WORK TO DO
Gather all lines in the entries below that include the word "Weihnachten".

RECORD EXTRACTS
• • • •
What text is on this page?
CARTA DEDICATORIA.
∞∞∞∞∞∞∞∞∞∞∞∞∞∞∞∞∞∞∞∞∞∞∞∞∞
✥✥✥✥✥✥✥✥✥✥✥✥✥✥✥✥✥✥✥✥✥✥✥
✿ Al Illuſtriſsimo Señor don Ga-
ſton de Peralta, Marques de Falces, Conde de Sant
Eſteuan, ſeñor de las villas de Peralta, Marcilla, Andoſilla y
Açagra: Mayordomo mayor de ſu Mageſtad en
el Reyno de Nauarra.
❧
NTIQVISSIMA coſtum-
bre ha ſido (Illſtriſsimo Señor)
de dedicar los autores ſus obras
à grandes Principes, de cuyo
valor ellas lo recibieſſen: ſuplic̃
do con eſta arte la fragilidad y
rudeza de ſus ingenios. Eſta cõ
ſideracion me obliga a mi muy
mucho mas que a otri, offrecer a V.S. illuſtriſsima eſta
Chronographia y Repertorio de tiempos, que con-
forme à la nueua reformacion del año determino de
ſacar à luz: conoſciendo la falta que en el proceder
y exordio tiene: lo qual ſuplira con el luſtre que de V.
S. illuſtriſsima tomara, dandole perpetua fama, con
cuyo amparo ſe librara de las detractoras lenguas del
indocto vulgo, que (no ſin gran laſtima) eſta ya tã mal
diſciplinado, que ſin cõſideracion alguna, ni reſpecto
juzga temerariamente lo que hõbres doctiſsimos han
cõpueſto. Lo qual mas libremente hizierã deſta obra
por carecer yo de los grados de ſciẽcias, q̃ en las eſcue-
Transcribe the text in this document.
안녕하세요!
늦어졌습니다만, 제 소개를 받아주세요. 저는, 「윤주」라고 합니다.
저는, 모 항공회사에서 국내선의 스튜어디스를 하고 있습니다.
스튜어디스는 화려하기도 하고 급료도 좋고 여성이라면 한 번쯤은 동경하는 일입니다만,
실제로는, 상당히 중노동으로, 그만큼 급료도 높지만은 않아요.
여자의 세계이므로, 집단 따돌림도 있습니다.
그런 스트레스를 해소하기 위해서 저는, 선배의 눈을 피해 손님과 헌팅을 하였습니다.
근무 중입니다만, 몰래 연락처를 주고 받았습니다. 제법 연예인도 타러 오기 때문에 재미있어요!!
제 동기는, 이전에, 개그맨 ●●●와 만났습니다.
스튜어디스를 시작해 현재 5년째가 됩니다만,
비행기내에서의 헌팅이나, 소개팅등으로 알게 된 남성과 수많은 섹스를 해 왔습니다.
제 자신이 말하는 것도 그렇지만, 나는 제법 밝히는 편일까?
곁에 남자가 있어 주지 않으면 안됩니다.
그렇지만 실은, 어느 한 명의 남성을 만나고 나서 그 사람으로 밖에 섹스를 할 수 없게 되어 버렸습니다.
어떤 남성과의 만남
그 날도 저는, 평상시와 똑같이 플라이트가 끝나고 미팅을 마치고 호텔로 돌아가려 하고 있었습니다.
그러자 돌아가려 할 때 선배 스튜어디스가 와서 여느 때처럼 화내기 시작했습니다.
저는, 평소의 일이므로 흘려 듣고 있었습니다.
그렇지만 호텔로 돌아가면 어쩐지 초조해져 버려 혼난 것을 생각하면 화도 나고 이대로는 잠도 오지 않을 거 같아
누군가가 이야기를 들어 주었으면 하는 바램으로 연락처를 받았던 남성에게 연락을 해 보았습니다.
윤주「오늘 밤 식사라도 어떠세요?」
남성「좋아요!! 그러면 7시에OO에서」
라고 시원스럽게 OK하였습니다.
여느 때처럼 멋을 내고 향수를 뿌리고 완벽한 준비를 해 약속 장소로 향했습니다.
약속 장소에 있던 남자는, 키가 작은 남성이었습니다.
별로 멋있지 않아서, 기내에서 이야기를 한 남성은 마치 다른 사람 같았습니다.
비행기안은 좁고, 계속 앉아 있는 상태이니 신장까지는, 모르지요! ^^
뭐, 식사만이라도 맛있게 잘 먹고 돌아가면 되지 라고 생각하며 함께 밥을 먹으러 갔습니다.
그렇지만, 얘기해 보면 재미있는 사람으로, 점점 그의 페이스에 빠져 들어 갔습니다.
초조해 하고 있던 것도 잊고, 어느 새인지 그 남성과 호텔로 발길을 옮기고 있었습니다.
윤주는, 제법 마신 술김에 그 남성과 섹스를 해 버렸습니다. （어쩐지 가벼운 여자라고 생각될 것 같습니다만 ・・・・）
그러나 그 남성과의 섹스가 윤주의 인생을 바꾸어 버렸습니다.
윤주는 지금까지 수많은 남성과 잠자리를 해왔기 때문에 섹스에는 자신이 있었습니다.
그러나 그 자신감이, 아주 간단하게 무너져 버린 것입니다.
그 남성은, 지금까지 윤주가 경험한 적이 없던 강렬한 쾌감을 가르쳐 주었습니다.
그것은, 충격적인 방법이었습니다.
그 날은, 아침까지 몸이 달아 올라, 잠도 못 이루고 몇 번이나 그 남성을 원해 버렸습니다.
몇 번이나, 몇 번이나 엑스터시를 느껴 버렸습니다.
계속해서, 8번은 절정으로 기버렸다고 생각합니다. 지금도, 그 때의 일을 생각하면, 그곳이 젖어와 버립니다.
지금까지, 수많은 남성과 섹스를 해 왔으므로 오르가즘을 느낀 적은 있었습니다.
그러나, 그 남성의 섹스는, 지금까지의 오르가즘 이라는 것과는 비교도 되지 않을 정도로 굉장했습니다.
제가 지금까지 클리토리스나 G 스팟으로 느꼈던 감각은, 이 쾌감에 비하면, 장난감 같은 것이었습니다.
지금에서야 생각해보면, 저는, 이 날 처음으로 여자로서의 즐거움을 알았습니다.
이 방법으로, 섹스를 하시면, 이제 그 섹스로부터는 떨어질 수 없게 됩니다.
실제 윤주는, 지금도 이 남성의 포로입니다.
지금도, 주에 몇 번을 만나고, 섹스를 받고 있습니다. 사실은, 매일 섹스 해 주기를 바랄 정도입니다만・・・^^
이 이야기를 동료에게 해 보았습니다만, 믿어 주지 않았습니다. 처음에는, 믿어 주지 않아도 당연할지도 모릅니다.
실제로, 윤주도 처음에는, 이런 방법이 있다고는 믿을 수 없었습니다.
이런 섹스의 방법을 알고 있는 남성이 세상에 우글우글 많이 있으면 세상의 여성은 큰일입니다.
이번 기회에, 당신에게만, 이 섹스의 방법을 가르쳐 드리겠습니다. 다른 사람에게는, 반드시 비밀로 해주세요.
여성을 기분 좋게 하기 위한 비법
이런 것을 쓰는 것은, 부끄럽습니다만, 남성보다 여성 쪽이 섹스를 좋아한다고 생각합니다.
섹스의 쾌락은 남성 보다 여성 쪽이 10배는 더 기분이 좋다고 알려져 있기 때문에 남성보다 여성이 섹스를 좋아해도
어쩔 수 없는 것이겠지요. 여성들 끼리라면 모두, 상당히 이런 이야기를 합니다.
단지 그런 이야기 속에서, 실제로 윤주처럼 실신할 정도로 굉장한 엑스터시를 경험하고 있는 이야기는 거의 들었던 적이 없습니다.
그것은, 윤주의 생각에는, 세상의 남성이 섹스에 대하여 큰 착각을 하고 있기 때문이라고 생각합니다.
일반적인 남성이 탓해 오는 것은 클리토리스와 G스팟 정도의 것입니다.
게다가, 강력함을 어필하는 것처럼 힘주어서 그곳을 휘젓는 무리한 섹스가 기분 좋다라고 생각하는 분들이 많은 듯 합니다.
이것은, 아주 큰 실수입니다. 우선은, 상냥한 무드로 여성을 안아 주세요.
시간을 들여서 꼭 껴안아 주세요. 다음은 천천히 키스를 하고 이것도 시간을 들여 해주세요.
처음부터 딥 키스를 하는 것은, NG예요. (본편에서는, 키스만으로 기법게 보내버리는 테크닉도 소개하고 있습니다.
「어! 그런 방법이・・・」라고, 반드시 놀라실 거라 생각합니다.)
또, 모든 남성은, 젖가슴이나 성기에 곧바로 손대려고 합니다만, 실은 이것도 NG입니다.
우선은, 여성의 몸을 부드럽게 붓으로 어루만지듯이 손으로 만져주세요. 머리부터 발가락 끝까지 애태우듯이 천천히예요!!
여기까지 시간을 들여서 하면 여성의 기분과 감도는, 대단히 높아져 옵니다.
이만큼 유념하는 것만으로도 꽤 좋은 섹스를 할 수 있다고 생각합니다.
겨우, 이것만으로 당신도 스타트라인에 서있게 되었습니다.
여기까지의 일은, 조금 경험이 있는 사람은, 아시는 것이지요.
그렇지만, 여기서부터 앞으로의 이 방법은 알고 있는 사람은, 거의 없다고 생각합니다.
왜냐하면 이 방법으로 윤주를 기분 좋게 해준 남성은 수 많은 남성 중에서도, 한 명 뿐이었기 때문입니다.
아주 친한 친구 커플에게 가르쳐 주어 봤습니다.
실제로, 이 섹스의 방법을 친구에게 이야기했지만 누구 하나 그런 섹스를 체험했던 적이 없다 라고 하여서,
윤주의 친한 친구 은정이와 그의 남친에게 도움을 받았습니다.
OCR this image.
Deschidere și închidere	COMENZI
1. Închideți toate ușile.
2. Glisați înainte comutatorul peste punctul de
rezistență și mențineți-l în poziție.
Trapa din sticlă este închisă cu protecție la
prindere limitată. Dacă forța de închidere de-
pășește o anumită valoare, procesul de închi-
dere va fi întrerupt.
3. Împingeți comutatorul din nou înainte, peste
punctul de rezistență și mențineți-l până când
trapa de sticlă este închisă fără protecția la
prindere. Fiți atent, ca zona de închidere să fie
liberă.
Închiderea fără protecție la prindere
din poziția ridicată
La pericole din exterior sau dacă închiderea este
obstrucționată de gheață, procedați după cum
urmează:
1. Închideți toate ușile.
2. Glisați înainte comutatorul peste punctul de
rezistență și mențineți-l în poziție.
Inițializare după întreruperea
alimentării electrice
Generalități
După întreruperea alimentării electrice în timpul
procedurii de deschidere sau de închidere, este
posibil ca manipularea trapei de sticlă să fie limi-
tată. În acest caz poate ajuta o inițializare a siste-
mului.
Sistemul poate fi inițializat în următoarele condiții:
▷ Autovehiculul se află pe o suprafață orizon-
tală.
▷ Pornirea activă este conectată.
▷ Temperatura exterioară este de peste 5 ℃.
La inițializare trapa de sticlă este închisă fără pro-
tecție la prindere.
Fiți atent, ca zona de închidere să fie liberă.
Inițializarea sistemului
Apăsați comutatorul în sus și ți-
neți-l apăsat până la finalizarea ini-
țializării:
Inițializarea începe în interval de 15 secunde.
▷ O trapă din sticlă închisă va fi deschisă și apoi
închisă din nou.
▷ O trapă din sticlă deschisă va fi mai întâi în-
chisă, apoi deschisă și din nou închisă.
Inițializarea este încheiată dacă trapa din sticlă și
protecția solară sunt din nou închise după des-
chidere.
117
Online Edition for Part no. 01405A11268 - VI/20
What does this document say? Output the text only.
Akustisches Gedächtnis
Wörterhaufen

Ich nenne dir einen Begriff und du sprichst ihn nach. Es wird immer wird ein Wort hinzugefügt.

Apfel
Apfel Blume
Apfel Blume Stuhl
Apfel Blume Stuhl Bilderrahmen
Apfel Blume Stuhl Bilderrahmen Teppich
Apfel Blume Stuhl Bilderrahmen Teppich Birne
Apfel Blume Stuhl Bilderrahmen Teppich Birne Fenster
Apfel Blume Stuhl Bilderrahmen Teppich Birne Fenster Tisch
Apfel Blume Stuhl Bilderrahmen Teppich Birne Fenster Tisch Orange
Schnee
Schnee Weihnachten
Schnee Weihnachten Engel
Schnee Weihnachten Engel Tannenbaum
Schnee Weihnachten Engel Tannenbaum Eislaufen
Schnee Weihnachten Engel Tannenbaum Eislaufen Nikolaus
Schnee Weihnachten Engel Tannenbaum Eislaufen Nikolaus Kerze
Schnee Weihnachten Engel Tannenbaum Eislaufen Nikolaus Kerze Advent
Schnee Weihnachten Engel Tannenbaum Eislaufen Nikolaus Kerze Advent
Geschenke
• • • •
SOLUTION
Schnee Weihnachten
Schnee Weihnachten Engel
Schnee Weihnachten Engel Tannenbaum
Schnee Weihnachten Engel Tannenbaum Eislaufen
Schnee Weihnachten Engel Tannenbaum Eislaufen Nikolaus
Schnee Weihnachten Engel Tannenbaum Eislaufen Nikolaus Kerze
Schnee Weihnachten Engel Tannenbaum Eislaufen Nikolaus Kerze Advent
Schnee Weihnachten Engel Tannenbaum Eislaufen Nikolaus Kerze Advent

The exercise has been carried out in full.